-- WHAT IS EXPECTED --
From the listing below, work out how many lines contain "this". Reply with that number only.

-- TASK DATA --
[Begin]
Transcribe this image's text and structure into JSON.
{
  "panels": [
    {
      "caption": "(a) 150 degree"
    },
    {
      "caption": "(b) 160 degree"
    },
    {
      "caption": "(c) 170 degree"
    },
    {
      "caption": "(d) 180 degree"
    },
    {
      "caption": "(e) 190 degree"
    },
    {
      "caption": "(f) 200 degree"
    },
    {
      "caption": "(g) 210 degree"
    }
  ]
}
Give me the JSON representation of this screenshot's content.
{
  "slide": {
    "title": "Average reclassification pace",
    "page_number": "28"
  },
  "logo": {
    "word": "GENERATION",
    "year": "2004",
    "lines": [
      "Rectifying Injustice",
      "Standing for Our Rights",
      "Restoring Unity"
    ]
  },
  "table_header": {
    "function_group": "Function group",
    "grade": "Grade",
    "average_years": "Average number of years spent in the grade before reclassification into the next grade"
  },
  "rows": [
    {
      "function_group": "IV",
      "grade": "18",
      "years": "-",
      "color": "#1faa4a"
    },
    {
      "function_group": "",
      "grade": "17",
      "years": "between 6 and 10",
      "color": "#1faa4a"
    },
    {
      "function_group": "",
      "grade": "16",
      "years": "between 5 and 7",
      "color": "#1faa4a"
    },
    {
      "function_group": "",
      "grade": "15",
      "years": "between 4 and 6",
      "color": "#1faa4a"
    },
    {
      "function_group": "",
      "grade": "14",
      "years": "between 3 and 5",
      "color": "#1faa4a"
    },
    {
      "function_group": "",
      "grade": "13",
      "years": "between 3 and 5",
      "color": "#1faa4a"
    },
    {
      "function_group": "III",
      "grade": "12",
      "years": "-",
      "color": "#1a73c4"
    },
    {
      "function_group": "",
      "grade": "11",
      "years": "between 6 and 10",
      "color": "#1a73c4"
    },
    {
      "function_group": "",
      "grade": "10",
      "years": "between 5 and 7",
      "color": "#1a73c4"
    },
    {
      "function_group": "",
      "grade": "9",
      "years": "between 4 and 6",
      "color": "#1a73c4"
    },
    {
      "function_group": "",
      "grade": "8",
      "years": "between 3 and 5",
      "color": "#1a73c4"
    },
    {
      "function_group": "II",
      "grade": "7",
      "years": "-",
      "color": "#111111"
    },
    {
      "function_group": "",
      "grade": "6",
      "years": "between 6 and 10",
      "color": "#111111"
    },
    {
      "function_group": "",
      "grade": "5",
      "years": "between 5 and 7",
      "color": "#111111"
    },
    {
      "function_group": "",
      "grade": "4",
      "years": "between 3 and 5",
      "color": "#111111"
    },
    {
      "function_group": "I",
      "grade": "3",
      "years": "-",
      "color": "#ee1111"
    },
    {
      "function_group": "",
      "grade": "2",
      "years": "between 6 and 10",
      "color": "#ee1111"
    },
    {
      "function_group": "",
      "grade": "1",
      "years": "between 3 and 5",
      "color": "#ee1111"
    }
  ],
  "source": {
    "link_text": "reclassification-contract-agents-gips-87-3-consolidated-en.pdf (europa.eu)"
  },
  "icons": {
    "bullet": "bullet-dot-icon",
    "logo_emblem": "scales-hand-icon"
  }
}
[End]
-- RESULT BELOW --
2